Without the pictures, reproduce the records that follow exactly.
##############################
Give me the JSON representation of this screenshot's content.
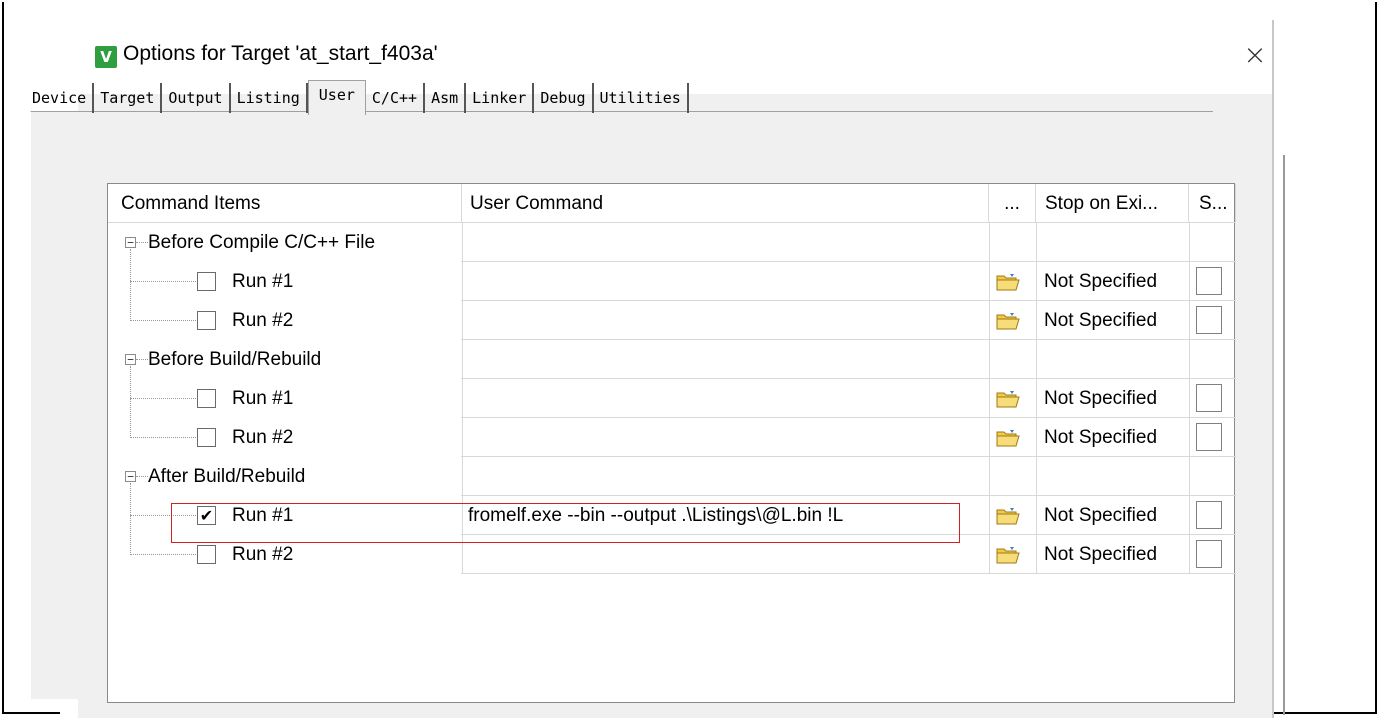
{
  "top_crop_text": "",
  "dialog": {
    "title": "Options for Target 'at_start_f403a'",
    "close_label": "×",
    "app_icon_glyph": "V"
  },
  "tabs": [
    {
      "label": "Device",
      "active": false
    },
    {
      "label": "Target",
      "active": false
    },
    {
      "label": "Output",
      "active": false
    },
    {
      "label": "Listing",
      "active": false
    },
    {
      "label": "User",
      "active": true
    },
    {
      "label": "C/C++",
      "active": false
    },
    {
      "label": "Asm",
      "active": false
    },
    {
      "label": "Linker",
      "active": false
    },
    {
      "label": "Debug",
      "active": false
    },
    {
      "label": "Utilities",
      "active": false
    }
  ],
  "grid": {
    "headers": {
      "command_items": "Command Items",
      "user_command": "User Command",
      "browse": "...",
      "stop_on_exit": "Stop on Exi...",
      "s_col": "S..."
    },
    "groups": [
      {
        "label": "Before Compile C/C++ File",
        "expander": "−",
        "runs": [
          {
            "label": "Run #1",
            "checked": false,
            "command": "",
            "stop": "Not Specified"
          },
          {
            "label": "Run #2",
            "checked": false,
            "command": "",
            "stop": "Not Specified"
          }
        ]
      },
      {
        "label": "Before Build/Rebuild",
        "expander": "−",
        "runs": [
          {
            "label": "Run #1",
            "checked": false,
            "command": "",
            "stop": "Not Specified"
          },
          {
            "label": "Run #2",
            "checked": false,
            "command": "",
            "stop": "Not Specified"
          }
        ]
      },
      {
        "label": "After Build/Rebuild",
        "expander": "−",
        "runs": [
          {
            "label": "Run #1",
            "checked": true,
            "command": "fromelf.exe --bin --output .\\Listings\\@L.bin !L",
            "stop": "Not Specified"
          },
          {
            "label": "Run #2",
            "checked": false,
            "command": "",
            "stop": "Not Specified"
          }
        ]
      }
    ]
  },
  "colors": {
    "highlight": "#d42020",
    "panel_bg": "#f0f0f0",
    "icon_green": "#2e9e3f"
  }
}
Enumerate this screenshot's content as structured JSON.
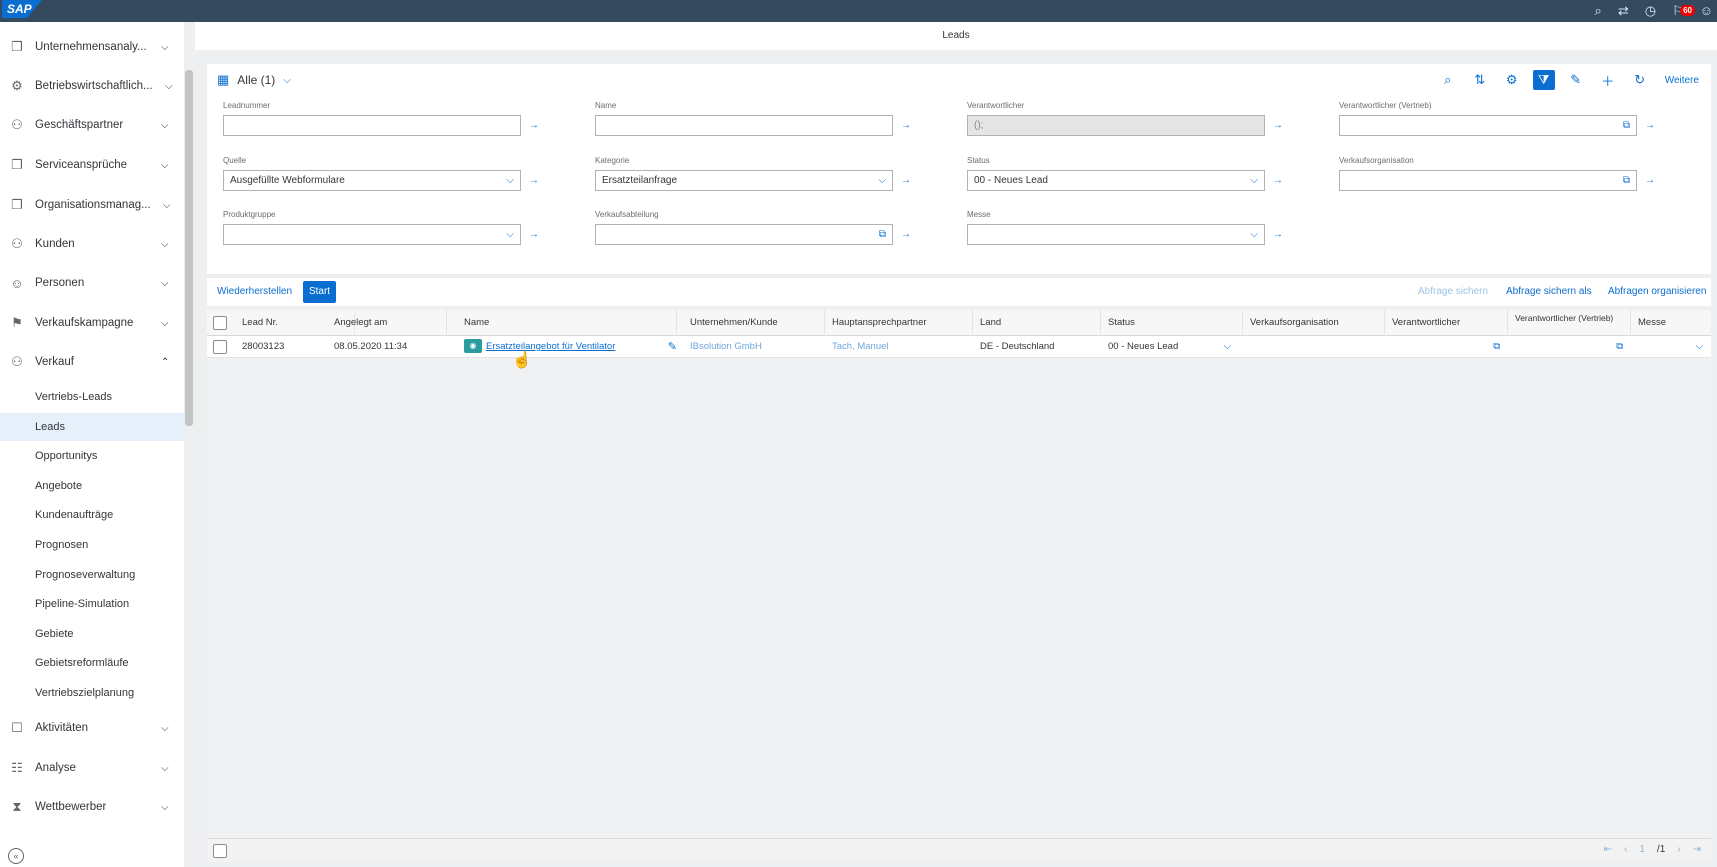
##############################
*THE ANSWER*.
Give me the JSON representation of this screenshot's content.
{
  "top_crop_text": "",
  "dialog": {
    "title": "Options for Target 'at_start_f403a'",
    "close_label": "×",
    "app_icon_glyph": "V"
  },
  "tabs": [
    {
      "label": "Device",
      "active": false
    },
    {
      "label": "Target",
      "active": false
    },
    {
      "label": "Output",
      "active": false
    },
    {
      "label": "Listing",
      "active": false
    },
    {
      "label": "User",
      "active": true
    },
    {
      "label": "C/C++",
      "active": false
    },
    {
      "label": "Asm",
      "active": false
    },
    {
      "label": "Linker",
      "active": false
    },
    {
      "label": "Debug",
      "active": false
    },
    {
      "label": "Utilities",
      "active": false
    }
  ],
  "grid": {
    "headers": {
      "command_items": "Command Items",
      "user_command": "User Command",
      "browse": "...",
      "stop_on_exit": "Stop on Exi...",
      "s_col": "S..."
    },
    "groups": [
      {
        "label": "Before Compile C/C++ File",
        "expander": "−",
        "runs": [
          {
            "label": "Run #1",
            "checked": false,
            "command": "",
            "stop": "Not Specified"
          },
          {
            "label": "Run #2",
            "checked": false,
            "command": "",
            "stop": "Not Specified"
          }
        ]
      },
      {
        "label": "Before Build/Rebuild",
        "expander": "−",
        "runs": [
          {
            "label": "Run #1",
            "checked": false,
            "command": "",
            "stop": "Not Specified"
          },
          {
            "label": "Run #2",
            "checked": false,
            "command": "",
            "stop": "Not Specified"
          }
        ]
      },
      {
        "label": "After Build/Rebuild",
        "expander": "−",
        "runs": [
          {
            "label": "Run #1",
            "checked": true,
            "command": "fromelf.exe --bin --output .\\Listings\\@L.bin !L",
            "stop": "Not Specified"
          },
          {
            "label": "Run #2",
            "checked": false,
            "command": "",
            "stop": "Not Specified"
          }
        ]
      }
    ]
  },
  "colors": {
    "highlight": "#d42020",
    "panel_bg": "#f0f0f0",
    "icon_green": "#2e9e3f"
  }
}
Enumerate this screenshot's content as structured JSON.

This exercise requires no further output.